Quote the whole listing word for word. Do not include the pictures.

--- Start ---

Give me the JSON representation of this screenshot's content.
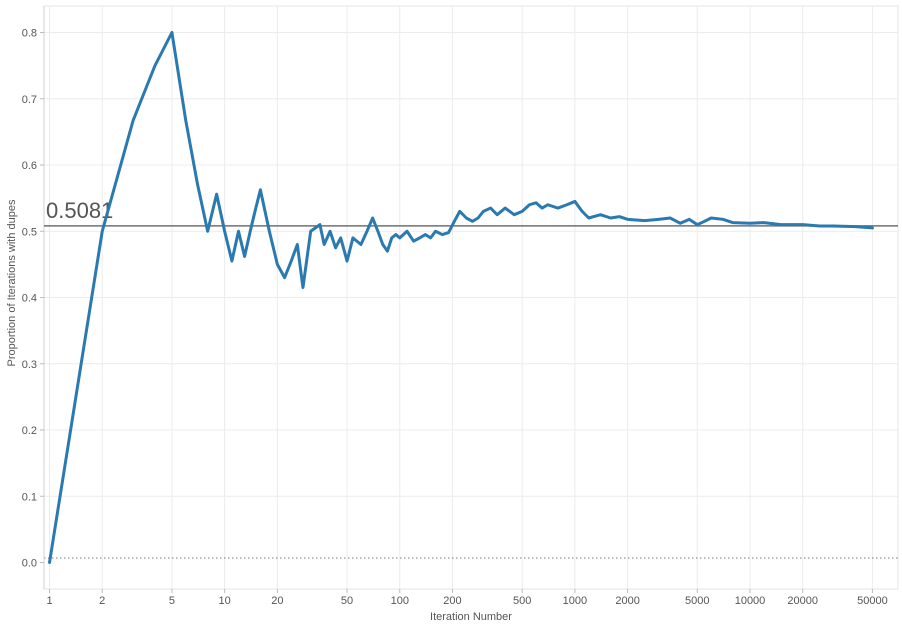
{
  "chart_data": {
    "type": "line",
    "title": "",
    "xlabel": "Iteration Number",
    "ylabel": "Proportion of Iterations with dupes",
    "x_scale": "log",
    "xlim": [
      0.93,
      70000
    ],
    "ylim": [
      -0.04,
      0.84
    ],
    "x_ticks": [
      1,
      2,
      5,
      10,
      20,
      50,
      100,
      200,
      500,
      1000,
      2000,
      5000,
      10000,
      20000,
      50000
    ],
    "x_tick_labels": [
      "1",
      "2",
      "5",
      "10",
      "20",
      "50",
      "100",
      "200",
      "500",
      "1000",
      "2000",
      "5000",
      "10000",
      "20000",
      "50000"
    ],
    "y_ticks": [
      0.0,
      0.1,
      0.2,
      0.3,
      0.4,
      0.5,
      0.6,
      0.7,
      0.8
    ],
    "y_tick_labels": [
      "0.0",
      "0.1",
      "0.2",
      "0.3",
      "0.4",
      "0.5",
      "0.6",
      "0.7",
      "0.8"
    ],
    "grid": true,
    "line_color": "#2a79b0",
    "reference_line": {
      "value": 0.5081,
      "label": "0.5081",
      "color": "#707070"
    },
    "series": [
      {
        "x": [
          1,
          2,
          3,
          4,
          5,
          6,
          7,
          8,
          9,
          10,
          11,
          12,
          13,
          14,
          15,
          16,
          18,
          20,
          22,
          24,
          26,
          28,
          31,
          35,
          37,
          40,
          43,
          46,
          50,
          54,
          60,
          65,
          70,
          75,
          80,
          85,
          90,
          95,
          100,
          110,
          120,
          130,
          140,
          150,
          160,
          175,
          190,
          205,
          220,
          240,
          260,
          280,
          300,
          330,
          360,
          400,
          450,
          500,
          550,
          600,
          650,
          700,
          800,
          900,
          1000,
          1100,
          1200,
          1400,
          1600,
          1800,
          2000,
          2500,
          3000,
          3500,
          4000,
          4500,
          5000,
          5500,
          6000,
          7000,
          8000,
          10000,
          12000,
          15000,
          20000,
          25000,
          30000,
          40000,
          50000
        ],
        "y": [
          0.0,
          0.5,
          0.667,
          0.75,
          0.8,
          0.667,
          0.571,
          0.5,
          0.556,
          0.5,
          0.455,
          0.5,
          0.462,
          0.5,
          0.533,
          0.5625,
          0.5,
          0.45,
          0.43,
          0.455,
          0.48,
          0.415,
          0.5,
          0.51,
          0.48,
          0.5,
          0.475,
          0.49,
          0.455,
          0.49,
          0.48,
          0.5,
          0.52,
          0.5,
          0.48,
          0.47,
          0.49,
          0.495,
          0.49,
          0.5,
          0.485,
          0.49,
          0.495,
          0.49,
          0.5,
          0.495,
          0.498,
          0.515,
          0.53,
          0.52,
          0.515,
          0.52,
          0.53,
          0.535,
          0.525,
          0.535,
          0.525,
          0.53,
          0.54,
          0.543,
          0.535,
          0.54,
          0.535,
          0.54,
          0.545,
          0.53,
          0.52,
          0.525,
          0.52,
          0.522,
          0.518,
          0.516,
          0.518,
          0.52,
          0.512,
          0.518,
          0.51,
          0.515,
          0.52,
          0.518,
          0.513,
          0.512,
          0.513,
          0.51,
          0.51,
          0.508,
          0.508,
          0.507,
          0.505
        ]
      }
    ]
  }
}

--- End ---

## Answer to this exercise
Give me the JSON representation of this screenshot's content.
{
  "chart_data": {
    "type": "line",
    "title": "",
    "xlabel": "Iteration Number",
    "ylabel": "Proportion of Iterations with dupes",
    "x_scale": "log",
    "xlim": [
      0.93,
      70000
    ],
    "ylim": [
      -0.04,
      0.84
    ],
    "x_ticks": [
      1,
      2,
      5,
      10,
      20,
      50,
      100,
      200,
      500,
      1000,
      2000,
      5000,
      10000,
      20000,
      50000
    ],
    "x_tick_labels": [
      "1",
      "2",
      "5",
      "10",
      "20",
      "50",
      "100",
      "200",
      "500",
      "1000",
      "2000",
      "5000",
      "10000",
      "20000",
      "50000"
    ],
    "y_ticks": [
      0.0,
      0.1,
      0.2,
      0.3,
      0.4,
      0.5,
      0.6,
      0.7,
      0.8
    ],
    "y_tick_labels": [
      "0.0",
      "0.1",
      "0.2",
      "0.3",
      "0.4",
      "0.5",
      "0.6",
      "0.7",
      "0.8"
    ],
    "grid": true,
    "line_color": "#2a79b0",
    "reference_line": {
      "value": 0.5081,
      "label": "0.5081",
      "color": "#707070"
    },
    "series": [
      {
        "x": [
          1,
          2,
          3,
          4,
          5,
          6,
          7,
          8,
          9,
          10,
          11,
          12,
          13,
          14,
          15,
          16,
          18,
          20,
          22,
          24,
          26,
          28,
          31,
          35,
          37,
          40,
          43,
          46,
          50,
          54,
          60,
          65,
          70,
          75,
          80,
          85,
          90,
          95,
          100,
          110,
          120,
          130,
          140,
          150,
          160,
          175,
          190,
          205,
          220,
          240,
          260,
          280,
          300,
          330,
          360,
          400,
          450,
          500,
          550,
          600,
          650,
          700,
          800,
          900,
          1000,
          1100,
          1200,
          1400,
          1600,
          1800,
          2000,
          2500,
          3000,
          3500,
          4000,
          4500,
          5000,
          5500,
          6000,
          7000,
          8000,
          10000,
          12000,
          15000,
          20000,
          25000,
          30000,
          40000,
          50000
        ],
        "y": [
          0.0,
          0.5,
          0.667,
          0.75,
          0.8,
          0.667,
          0.571,
          0.5,
          0.556,
          0.5,
          0.455,
          0.5,
          0.462,
          0.5,
          0.533,
          0.5625,
          0.5,
          0.45,
          0.43,
          0.455,
          0.48,
          0.415,
          0.5,
          0.51,
          0.48,
          0.5,
          0.475,
          0.49,
          0.455,
          0.49,
          0.48,
          0.5,
          0.52,
          0.5,
          0.48,
          0.47,
          0.49,
          0.495,
          0.49,
          0.5,
          0.485,
          0.49,
          0.495,
          0.49,
          0.5,
          0.495,
          0.498,
          0.515,
          0.53,
          0.52,
          0.515,
          0.52,
          0.53,
          0.535,
          0.525,
          0.535,
          0.525,
          0.53,
          0.54,
          0.543,
          0.535,
          0.54,
          0.535,
          0.54,
          0.545,
          0.53,
          0.52,
          0.525,
          0.52,
          0.522,
          0.518,
          0.516,
          0.518,
          0.52,
          0.512,
          0.518,
          0.51,
          0.515,
          0.52,
          0.518,
          0.513,
          0.512,
          0.513,
          0.51,
          0.51,
          0.508,
          0.508,
          0.507,
          0.505
        ]
      }
    ]
  }
}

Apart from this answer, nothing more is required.